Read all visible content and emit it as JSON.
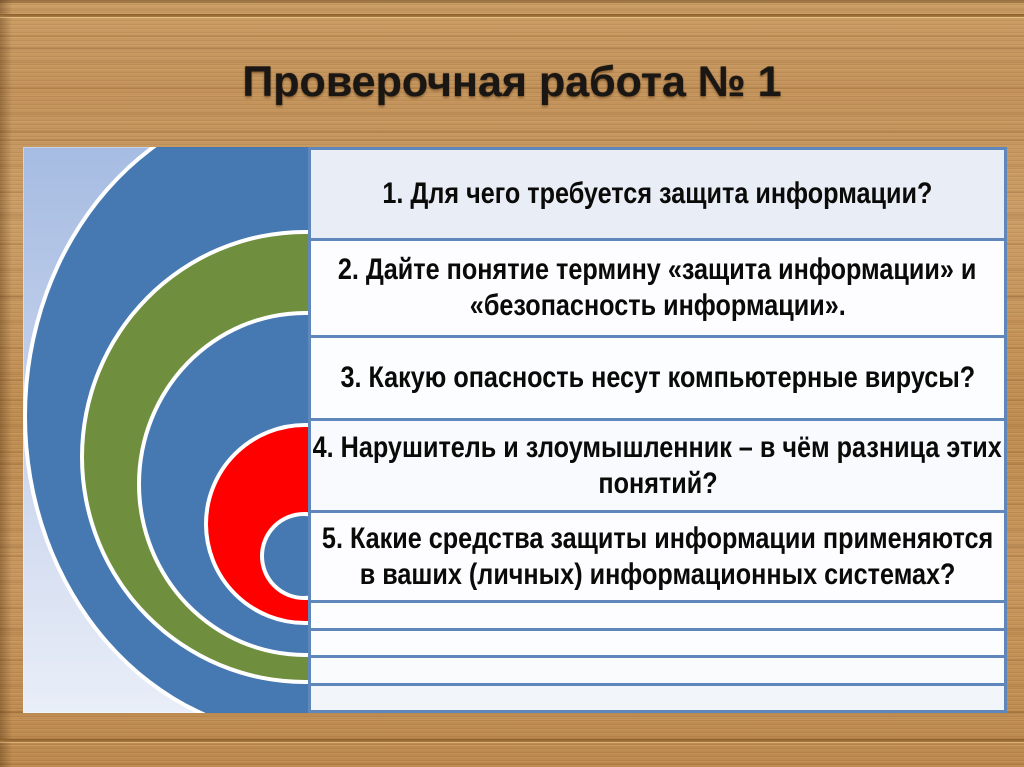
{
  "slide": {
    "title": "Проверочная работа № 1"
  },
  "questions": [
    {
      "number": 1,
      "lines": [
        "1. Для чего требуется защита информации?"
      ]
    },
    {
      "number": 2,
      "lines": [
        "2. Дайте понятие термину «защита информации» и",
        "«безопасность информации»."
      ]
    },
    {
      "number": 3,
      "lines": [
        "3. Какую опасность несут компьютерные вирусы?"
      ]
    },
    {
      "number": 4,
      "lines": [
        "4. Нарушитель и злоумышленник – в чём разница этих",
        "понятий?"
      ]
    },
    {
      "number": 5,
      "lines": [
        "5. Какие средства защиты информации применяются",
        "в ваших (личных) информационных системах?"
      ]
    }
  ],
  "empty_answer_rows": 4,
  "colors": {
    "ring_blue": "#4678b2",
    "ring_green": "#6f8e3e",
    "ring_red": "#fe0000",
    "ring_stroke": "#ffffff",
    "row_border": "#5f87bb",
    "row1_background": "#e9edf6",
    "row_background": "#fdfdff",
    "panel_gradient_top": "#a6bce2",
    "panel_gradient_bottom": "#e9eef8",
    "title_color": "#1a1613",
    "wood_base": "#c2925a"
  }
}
——————
◆ **What you should do**
Scan the listing above. Gather each line that contains the word "number".

◆ **Written response**
      "number": 1,
      "number": 2,
      "number": 3,
      "number": 4,
      "number": 5,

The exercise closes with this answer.